__Task details__
Pull every line containing "haben" from the entries.

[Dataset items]
===============

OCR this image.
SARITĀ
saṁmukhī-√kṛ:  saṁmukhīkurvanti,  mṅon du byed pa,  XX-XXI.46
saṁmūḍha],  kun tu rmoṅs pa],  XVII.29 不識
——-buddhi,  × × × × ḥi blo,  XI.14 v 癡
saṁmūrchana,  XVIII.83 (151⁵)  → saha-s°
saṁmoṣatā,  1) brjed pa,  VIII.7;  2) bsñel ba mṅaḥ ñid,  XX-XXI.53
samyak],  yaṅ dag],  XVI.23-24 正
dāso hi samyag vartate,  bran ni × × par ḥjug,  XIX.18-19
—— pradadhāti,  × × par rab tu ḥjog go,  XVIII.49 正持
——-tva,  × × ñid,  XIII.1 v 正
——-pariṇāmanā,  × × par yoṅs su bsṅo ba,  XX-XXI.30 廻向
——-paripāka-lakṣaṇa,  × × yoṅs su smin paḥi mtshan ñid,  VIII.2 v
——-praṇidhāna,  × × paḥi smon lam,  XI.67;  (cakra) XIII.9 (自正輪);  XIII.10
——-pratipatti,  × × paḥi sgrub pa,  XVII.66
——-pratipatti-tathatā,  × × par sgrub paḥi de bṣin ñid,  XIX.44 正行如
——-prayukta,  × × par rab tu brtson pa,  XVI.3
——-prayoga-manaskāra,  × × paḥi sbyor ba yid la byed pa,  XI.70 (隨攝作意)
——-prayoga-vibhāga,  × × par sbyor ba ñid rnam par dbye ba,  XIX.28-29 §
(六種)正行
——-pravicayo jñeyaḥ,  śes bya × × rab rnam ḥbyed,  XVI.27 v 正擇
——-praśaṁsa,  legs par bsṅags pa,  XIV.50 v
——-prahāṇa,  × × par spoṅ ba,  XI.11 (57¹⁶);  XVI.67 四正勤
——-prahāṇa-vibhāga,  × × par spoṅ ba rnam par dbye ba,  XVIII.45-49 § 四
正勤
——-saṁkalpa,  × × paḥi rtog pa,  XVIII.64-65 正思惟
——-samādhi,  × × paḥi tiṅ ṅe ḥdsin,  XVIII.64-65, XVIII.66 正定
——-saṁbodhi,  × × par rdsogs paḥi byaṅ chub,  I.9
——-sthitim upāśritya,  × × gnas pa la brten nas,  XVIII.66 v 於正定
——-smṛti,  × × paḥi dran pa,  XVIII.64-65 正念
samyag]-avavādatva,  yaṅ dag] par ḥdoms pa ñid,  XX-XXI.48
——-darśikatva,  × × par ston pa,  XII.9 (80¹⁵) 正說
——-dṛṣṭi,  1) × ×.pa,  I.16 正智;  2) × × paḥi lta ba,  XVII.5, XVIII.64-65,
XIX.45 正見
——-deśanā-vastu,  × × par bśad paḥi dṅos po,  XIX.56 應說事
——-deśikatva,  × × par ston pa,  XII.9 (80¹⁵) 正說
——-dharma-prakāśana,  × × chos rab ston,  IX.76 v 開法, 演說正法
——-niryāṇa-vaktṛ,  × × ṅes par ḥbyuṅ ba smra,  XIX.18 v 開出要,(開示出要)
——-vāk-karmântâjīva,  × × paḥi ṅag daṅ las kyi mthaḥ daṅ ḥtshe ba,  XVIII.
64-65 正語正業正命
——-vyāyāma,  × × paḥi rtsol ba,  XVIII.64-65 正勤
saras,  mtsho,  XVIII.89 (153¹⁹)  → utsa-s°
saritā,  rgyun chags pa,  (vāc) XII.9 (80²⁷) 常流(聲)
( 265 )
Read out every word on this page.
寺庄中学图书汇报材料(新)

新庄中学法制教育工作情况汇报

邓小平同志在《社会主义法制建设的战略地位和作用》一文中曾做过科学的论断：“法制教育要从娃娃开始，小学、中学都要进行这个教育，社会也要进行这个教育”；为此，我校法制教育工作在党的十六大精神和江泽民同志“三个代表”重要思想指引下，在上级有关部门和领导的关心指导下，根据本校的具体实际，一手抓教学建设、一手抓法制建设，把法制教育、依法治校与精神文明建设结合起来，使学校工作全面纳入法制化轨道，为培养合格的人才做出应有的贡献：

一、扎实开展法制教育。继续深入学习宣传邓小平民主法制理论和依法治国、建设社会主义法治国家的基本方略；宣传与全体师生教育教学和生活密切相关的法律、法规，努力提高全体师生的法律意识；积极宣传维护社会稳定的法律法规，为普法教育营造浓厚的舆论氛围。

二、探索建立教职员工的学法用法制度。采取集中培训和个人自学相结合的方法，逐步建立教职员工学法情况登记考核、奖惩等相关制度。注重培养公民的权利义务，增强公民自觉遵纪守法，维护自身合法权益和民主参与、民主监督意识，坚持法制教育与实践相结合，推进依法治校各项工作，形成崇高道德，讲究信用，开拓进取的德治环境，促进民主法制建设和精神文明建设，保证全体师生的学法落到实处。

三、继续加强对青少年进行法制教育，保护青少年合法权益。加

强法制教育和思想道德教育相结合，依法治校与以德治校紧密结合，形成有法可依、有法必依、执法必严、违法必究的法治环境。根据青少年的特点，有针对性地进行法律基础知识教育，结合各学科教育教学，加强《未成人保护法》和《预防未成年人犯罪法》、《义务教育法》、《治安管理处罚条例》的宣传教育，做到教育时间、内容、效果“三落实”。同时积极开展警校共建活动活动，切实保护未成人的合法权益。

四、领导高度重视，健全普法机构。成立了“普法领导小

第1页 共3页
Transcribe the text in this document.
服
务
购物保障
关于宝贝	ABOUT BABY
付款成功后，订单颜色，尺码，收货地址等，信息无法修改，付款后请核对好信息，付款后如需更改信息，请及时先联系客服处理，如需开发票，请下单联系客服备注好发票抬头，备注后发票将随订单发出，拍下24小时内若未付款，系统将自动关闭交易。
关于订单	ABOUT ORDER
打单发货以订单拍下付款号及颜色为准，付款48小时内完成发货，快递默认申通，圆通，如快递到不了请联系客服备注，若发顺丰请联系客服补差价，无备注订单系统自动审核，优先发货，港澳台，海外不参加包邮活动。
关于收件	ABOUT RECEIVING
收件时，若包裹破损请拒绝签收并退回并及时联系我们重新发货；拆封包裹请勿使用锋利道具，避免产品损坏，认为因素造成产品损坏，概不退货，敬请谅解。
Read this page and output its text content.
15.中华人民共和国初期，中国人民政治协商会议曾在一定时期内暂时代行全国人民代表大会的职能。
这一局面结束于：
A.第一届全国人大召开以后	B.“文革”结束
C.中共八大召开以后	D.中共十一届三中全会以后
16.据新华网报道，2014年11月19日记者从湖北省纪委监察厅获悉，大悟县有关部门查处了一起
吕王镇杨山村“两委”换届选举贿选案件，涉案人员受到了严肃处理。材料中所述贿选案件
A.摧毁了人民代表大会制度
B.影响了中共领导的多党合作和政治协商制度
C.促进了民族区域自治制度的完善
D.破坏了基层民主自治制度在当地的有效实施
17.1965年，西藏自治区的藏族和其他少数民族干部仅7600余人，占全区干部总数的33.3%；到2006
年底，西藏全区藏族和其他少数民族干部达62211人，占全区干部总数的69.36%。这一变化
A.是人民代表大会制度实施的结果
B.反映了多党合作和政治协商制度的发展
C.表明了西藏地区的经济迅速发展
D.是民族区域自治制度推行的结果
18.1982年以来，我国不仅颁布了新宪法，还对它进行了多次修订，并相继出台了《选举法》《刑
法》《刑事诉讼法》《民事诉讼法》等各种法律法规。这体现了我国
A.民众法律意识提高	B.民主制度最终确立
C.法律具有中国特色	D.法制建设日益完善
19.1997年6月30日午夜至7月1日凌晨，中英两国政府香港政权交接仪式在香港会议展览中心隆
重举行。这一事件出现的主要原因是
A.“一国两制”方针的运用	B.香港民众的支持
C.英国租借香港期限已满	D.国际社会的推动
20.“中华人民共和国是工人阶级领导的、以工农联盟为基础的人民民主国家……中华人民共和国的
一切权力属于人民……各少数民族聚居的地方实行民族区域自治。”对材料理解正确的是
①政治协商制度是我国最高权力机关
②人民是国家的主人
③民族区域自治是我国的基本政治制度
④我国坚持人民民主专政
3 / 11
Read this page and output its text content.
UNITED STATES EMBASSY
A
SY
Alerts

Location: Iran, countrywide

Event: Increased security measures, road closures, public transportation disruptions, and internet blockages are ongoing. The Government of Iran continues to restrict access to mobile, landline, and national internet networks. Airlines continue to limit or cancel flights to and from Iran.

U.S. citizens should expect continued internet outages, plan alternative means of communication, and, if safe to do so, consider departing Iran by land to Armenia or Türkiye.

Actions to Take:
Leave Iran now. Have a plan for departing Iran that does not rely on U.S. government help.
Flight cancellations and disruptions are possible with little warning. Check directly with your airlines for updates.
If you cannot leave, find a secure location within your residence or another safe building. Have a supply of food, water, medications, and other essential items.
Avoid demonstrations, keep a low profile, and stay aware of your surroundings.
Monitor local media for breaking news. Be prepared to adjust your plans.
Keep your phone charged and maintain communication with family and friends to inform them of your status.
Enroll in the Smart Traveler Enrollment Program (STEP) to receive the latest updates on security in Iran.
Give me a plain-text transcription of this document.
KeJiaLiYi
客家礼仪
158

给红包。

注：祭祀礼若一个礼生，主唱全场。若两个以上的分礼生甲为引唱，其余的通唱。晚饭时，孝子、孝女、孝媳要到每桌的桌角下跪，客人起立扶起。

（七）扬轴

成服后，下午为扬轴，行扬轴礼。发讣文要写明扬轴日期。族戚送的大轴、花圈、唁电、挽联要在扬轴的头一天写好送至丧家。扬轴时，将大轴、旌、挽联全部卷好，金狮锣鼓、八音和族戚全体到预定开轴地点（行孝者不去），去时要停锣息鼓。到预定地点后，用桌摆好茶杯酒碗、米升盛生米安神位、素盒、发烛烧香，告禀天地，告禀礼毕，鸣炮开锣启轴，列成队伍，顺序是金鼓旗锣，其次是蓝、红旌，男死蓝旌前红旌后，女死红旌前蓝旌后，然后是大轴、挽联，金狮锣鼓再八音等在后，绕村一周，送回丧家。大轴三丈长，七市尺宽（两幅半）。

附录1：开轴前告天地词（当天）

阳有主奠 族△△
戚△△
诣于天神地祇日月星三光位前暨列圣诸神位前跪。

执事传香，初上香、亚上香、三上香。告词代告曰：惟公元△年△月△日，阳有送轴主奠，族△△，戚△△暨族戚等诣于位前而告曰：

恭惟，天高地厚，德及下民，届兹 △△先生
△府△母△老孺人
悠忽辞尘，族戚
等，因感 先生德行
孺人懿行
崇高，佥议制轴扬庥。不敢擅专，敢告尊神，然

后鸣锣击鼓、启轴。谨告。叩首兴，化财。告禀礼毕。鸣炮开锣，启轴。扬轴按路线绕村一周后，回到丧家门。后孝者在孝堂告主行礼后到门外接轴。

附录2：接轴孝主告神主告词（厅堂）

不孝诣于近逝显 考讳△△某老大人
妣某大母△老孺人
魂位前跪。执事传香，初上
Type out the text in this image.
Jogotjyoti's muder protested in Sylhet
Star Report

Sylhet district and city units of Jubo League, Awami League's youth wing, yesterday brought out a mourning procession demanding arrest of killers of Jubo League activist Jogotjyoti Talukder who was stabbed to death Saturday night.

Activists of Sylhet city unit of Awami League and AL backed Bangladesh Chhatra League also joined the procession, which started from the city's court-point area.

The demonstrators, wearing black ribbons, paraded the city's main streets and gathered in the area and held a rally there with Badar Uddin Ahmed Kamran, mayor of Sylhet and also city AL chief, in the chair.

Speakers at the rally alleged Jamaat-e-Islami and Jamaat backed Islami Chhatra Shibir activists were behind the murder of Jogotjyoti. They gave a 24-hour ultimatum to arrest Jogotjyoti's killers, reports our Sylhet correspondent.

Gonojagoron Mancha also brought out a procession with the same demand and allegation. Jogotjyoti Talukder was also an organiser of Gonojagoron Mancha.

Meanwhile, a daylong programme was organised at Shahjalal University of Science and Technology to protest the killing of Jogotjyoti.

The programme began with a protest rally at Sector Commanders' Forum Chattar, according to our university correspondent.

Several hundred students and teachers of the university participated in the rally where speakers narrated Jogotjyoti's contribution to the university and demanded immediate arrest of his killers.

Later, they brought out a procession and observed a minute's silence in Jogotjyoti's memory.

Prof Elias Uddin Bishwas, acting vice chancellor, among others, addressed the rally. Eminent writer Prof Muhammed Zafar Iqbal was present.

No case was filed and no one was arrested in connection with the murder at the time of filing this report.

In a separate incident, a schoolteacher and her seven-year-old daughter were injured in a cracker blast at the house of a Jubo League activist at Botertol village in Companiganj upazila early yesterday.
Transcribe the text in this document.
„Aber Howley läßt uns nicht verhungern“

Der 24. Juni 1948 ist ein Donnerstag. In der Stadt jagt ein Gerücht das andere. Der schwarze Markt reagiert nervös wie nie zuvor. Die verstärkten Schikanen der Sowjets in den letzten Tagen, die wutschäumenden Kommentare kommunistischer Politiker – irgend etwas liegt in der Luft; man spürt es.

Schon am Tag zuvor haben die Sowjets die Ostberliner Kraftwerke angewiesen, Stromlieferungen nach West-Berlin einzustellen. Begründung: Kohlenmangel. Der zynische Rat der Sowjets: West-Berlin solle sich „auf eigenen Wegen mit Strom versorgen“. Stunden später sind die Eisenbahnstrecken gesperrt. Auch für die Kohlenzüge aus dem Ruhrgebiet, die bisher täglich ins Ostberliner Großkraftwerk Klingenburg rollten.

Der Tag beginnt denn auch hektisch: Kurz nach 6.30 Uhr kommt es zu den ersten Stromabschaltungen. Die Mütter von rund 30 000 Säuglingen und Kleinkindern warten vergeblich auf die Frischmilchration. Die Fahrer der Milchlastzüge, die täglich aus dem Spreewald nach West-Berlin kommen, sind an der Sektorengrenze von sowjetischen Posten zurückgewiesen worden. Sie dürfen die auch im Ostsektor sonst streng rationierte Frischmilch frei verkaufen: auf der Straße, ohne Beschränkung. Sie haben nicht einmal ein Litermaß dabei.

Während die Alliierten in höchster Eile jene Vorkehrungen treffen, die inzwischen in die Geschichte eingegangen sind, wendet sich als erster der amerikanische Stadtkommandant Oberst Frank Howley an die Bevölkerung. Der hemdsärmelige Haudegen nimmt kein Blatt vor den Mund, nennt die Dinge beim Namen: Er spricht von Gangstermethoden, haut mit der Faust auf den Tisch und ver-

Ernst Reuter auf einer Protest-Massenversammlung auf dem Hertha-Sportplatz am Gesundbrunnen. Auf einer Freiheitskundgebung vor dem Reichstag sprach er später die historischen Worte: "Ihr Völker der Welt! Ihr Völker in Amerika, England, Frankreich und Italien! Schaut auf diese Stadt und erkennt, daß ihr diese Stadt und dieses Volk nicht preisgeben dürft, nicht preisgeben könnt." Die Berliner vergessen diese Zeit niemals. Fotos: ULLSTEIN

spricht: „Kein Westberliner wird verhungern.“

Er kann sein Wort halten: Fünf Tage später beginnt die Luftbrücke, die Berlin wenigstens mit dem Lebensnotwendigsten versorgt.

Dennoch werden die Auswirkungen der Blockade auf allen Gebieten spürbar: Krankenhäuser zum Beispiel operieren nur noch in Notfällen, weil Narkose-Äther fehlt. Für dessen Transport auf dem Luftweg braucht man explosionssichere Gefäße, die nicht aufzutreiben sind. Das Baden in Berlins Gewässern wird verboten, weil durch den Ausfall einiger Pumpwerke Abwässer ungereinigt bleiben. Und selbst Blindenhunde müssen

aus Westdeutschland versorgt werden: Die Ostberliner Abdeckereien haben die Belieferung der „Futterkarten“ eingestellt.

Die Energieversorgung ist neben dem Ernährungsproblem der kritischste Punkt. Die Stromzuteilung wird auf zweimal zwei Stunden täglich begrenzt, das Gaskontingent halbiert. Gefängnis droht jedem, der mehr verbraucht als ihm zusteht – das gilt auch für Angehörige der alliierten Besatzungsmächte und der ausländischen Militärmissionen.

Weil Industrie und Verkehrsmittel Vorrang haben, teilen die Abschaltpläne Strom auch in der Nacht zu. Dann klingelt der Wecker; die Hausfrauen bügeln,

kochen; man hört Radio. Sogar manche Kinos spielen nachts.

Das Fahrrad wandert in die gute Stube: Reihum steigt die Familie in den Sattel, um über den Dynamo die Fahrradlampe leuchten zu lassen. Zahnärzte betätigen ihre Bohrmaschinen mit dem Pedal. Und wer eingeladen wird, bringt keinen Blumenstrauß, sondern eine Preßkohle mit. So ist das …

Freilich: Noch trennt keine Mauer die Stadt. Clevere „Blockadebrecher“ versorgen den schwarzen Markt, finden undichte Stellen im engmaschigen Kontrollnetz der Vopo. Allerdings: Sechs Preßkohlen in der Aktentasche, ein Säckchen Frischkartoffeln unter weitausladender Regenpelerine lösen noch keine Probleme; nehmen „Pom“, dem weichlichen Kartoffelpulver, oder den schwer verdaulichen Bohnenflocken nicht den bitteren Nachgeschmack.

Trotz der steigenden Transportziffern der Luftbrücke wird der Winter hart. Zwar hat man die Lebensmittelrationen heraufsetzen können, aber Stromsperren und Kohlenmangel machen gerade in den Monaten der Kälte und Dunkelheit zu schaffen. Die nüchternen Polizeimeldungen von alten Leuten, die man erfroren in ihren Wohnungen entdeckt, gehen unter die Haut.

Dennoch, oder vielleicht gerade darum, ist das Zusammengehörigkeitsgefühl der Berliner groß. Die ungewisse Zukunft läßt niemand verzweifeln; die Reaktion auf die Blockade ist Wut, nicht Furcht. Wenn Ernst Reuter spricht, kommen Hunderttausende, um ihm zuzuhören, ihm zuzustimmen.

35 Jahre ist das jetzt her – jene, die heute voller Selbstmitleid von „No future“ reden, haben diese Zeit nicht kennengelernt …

===============

__Written reply__
Schon am Tag zuvor haben die Sowjets die Ostberliner Kraftwerke angewiesen, Stromlieferungen nach West-Berlin einzustellen. Begründung: Kohlenmangel. Der zynische Rat der Sowjets: West-Berlin solle sich „auf eigenen Wegen mit Strom versorgen“. Stunden später sind die Eisenbahnstrecken gesperrt. Auch für die Kohlenzüge aus dem Ruhrgebiet, die bisher täglich ins Ostberliner Großkraftwerk Klingenburg rollten.
Der Tag beginnt denn auch hektisch: Kurz nach 6.30 Uhr kommt es zu den ersten Stromabschaltungen. Die Mütter von rund 30 000 Säuglingen und Kleinkindern warten vergeblich auf die Frischmilchration. Die Fahrer der Milchlastzüge, die täglich aus dem Spreewald nach West-Berlin kommen, sind an der Sektorengrenze von sowjetischen Posten zurückgewiesen worden. Sie dürfen die auch im Ostsektor sonst streng rationierte Frischmilch frei verkaufen: auf der Straße, ohne Beschränkung. Sie haben nicht einmal ein Litermaß dabei.
aus Westdeutschland versorgt werden: Die Ostberliner Abdeckereien haben die Belieferung der „Futterkarten“ eingestellt.
Weil Industrie und Verkehrsmittel Vorrang haben, teilen die Abschaltpläne Strom auch in der Nacht zu. Dann klingelt der Wecker; die Hausfrauen bügeln,
35 Jahre ist das jetzt her – jene, die heute voller Selbstmitleid von „No future“ reden, haben diese Zeit nicht kennengelernt …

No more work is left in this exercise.